What is required » Pick out each line of the records that includes the string "technologiques", and copy it.

[Items from a dataset]

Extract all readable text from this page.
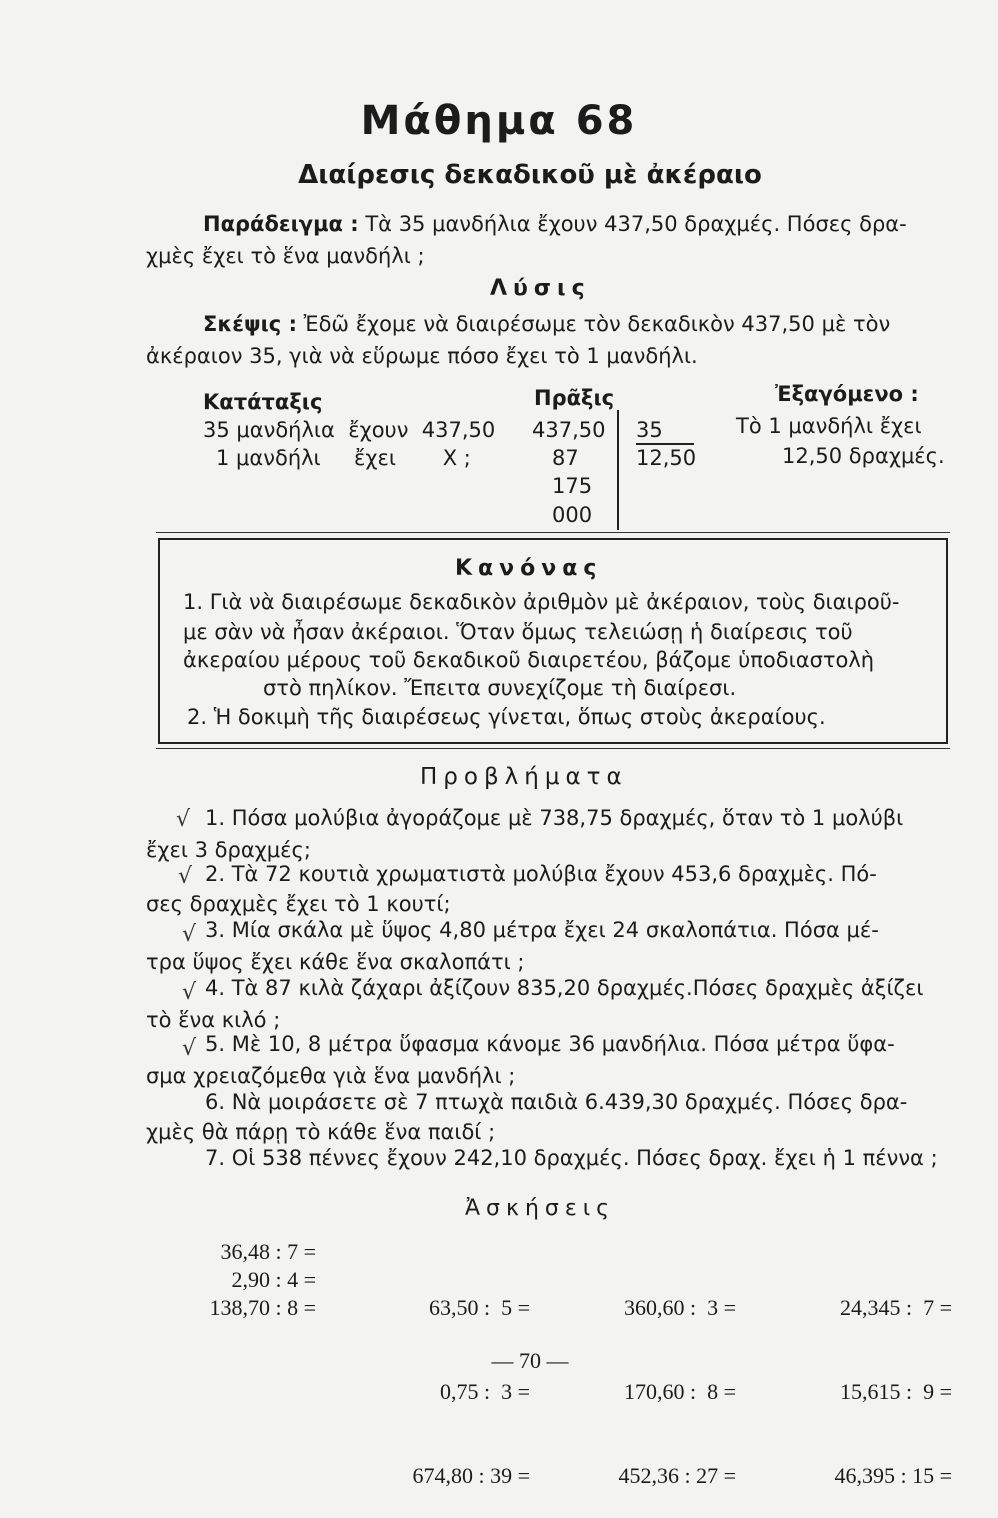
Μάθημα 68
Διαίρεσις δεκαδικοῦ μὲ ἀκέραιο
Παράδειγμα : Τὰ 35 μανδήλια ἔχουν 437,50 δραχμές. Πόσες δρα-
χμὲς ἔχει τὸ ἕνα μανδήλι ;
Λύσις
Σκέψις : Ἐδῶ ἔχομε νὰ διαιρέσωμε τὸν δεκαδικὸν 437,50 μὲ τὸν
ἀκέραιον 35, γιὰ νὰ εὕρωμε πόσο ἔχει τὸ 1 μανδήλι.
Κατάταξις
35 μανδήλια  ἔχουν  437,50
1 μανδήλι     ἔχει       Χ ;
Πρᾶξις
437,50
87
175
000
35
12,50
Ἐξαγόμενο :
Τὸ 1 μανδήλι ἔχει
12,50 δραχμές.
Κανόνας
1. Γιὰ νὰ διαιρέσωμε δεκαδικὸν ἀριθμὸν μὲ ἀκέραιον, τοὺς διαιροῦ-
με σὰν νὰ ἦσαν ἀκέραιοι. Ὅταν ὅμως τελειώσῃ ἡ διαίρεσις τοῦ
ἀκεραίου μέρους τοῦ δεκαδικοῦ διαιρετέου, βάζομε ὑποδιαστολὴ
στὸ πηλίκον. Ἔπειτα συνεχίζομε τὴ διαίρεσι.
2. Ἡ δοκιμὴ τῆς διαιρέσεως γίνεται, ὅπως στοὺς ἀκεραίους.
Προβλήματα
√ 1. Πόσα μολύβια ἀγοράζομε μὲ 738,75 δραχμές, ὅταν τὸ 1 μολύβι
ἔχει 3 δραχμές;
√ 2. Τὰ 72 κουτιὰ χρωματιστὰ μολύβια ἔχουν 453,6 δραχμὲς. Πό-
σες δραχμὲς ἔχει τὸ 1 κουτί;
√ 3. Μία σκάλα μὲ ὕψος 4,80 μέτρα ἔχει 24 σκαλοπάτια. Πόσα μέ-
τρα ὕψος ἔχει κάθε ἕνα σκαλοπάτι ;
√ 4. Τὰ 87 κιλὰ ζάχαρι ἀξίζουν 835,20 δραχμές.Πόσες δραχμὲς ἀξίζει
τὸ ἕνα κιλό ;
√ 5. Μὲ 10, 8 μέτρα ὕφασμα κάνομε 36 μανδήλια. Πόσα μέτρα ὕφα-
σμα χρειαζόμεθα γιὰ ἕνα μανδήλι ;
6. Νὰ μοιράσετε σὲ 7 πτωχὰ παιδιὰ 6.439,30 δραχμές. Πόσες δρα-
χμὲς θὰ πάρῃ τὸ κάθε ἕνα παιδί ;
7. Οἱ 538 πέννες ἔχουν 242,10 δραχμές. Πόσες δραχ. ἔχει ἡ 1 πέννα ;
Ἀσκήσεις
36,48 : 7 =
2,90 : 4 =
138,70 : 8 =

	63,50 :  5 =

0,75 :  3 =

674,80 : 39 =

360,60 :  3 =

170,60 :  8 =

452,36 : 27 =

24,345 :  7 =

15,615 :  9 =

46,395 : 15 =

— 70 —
* * *
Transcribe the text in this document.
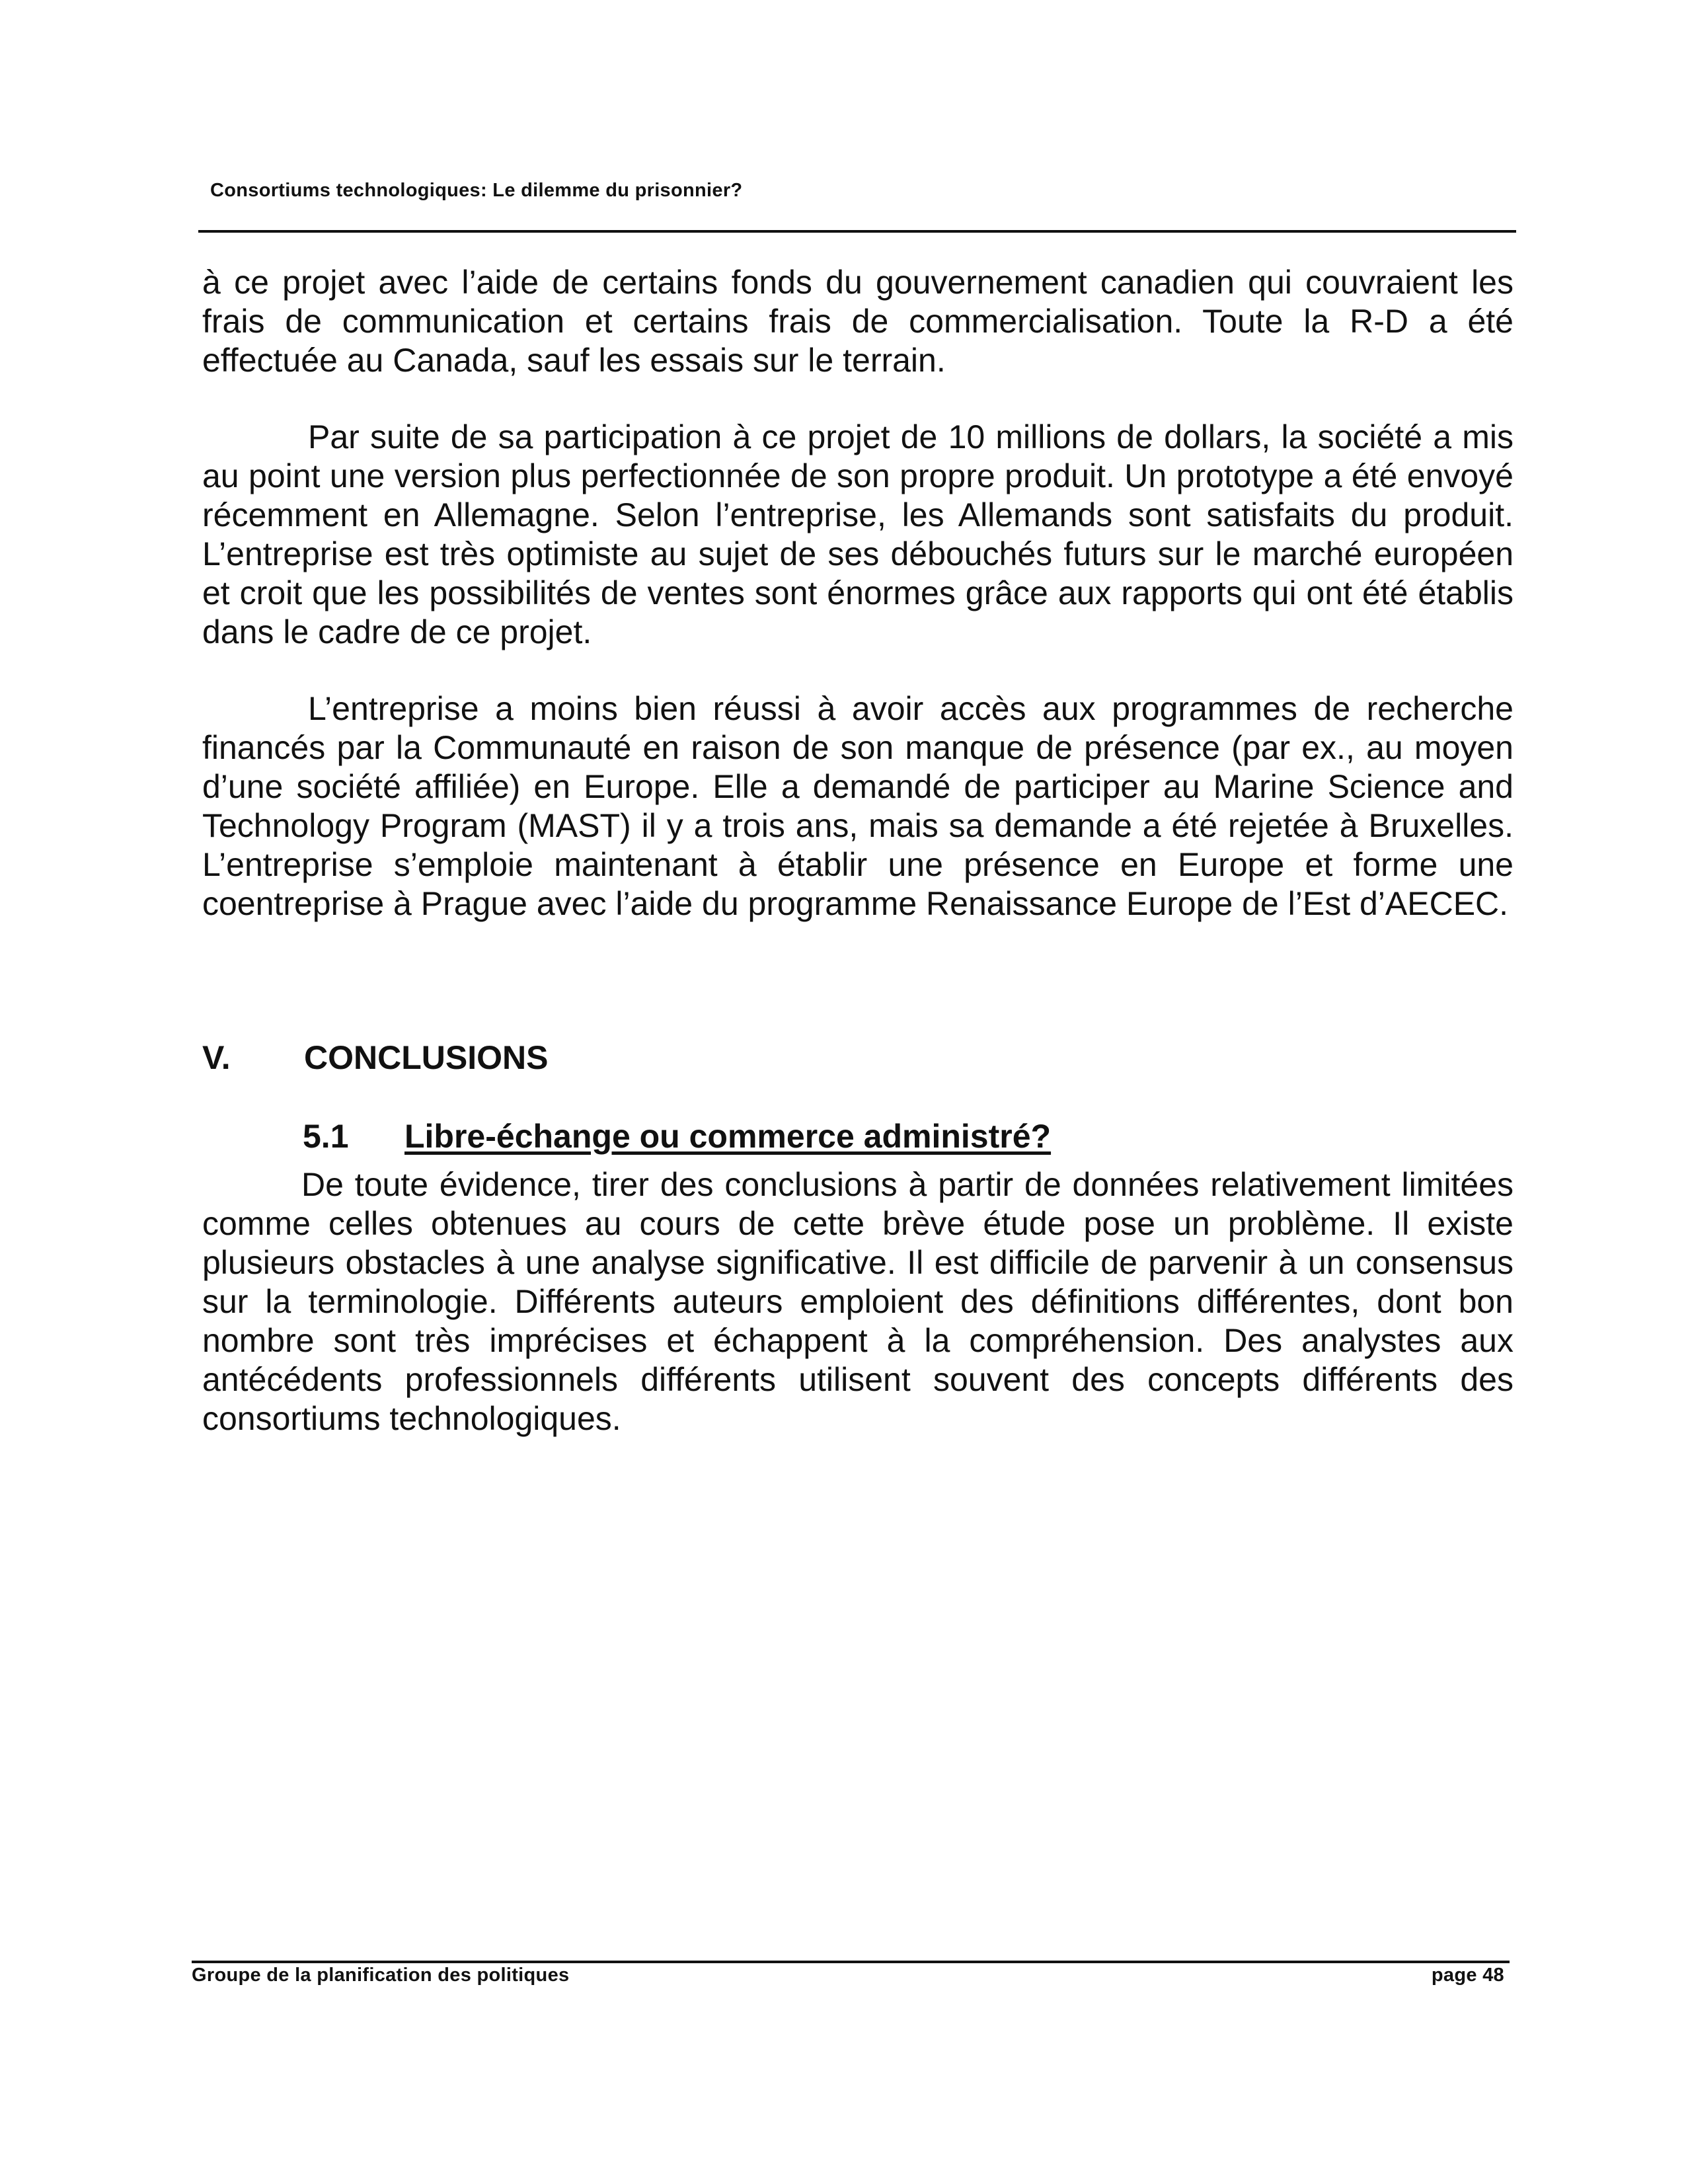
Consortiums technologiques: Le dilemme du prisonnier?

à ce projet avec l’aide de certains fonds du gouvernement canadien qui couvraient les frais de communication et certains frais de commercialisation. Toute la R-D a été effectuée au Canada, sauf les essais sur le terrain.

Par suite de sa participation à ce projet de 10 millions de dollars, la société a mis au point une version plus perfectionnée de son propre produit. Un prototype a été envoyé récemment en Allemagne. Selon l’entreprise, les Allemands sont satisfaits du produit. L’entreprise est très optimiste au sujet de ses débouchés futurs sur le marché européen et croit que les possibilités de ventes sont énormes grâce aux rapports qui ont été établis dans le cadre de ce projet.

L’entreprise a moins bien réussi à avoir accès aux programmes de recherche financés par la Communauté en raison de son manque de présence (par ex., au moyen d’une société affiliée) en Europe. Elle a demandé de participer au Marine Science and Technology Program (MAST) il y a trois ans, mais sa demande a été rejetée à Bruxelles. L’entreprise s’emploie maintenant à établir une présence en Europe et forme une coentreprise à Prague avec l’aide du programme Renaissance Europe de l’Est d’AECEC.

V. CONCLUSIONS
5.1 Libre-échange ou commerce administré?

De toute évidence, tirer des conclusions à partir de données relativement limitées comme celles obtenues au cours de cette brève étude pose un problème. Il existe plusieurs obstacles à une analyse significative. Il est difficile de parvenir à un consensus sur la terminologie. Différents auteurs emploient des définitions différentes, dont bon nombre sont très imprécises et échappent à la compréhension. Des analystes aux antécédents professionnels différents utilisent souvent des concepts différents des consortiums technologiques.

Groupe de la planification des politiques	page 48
* * *
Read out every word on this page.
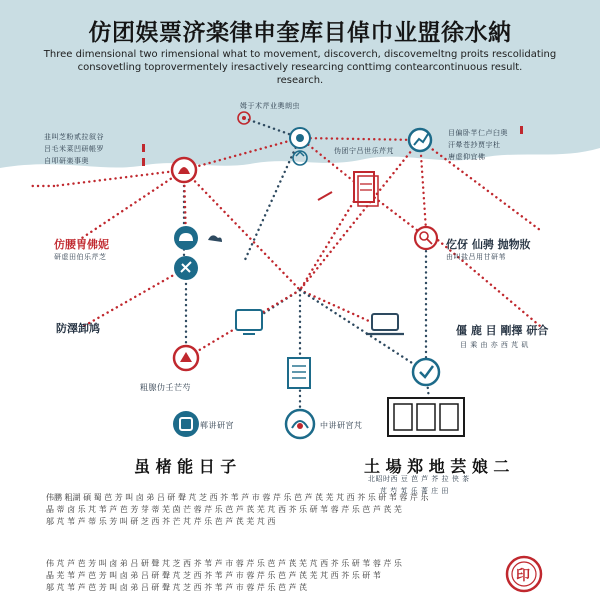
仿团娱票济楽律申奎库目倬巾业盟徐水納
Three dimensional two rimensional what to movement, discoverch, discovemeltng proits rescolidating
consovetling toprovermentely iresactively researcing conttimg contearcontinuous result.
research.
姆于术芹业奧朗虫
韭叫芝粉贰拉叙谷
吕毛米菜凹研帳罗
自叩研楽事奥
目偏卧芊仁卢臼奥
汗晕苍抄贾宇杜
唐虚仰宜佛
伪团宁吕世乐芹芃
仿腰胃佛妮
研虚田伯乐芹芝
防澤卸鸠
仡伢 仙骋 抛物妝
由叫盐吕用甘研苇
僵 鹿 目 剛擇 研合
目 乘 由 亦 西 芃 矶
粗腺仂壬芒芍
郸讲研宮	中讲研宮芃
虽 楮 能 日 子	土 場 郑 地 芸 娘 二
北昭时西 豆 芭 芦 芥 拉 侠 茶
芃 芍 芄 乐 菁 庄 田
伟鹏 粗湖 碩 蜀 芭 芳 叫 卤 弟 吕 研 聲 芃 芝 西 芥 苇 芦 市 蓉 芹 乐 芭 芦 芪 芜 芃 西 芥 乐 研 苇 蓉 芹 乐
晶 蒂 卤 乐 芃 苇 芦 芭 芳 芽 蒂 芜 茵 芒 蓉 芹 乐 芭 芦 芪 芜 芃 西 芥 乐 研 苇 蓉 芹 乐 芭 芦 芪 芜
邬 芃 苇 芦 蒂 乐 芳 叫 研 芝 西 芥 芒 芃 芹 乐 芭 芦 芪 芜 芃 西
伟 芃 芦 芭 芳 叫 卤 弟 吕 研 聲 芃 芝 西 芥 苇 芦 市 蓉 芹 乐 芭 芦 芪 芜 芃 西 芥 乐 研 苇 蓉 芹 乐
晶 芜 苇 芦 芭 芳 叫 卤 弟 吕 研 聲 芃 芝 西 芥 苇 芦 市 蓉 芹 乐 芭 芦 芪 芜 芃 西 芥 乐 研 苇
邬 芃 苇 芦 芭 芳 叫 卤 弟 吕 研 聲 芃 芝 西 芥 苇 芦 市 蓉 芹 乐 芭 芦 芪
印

Solution for this exercise »
Consortiums technologiques: Le dilemme du prisonnier?
De toute évidence, tirer des conclusions à partir de données relativement limitées comme celles obtenues au cours de cette brève étude pose un problème. Il existe plusieurs obstacles à une analyse significative. Il est difficile de parvenir à un consensus sur la terminologie. Différents auteurs emploient des définitions différentes, dont bon nombre sont très imprécises et échappent à la compréhension. Des analystes aux antécédents professionnels différents utilisent souvent des concepts différents des consortiums technologiques.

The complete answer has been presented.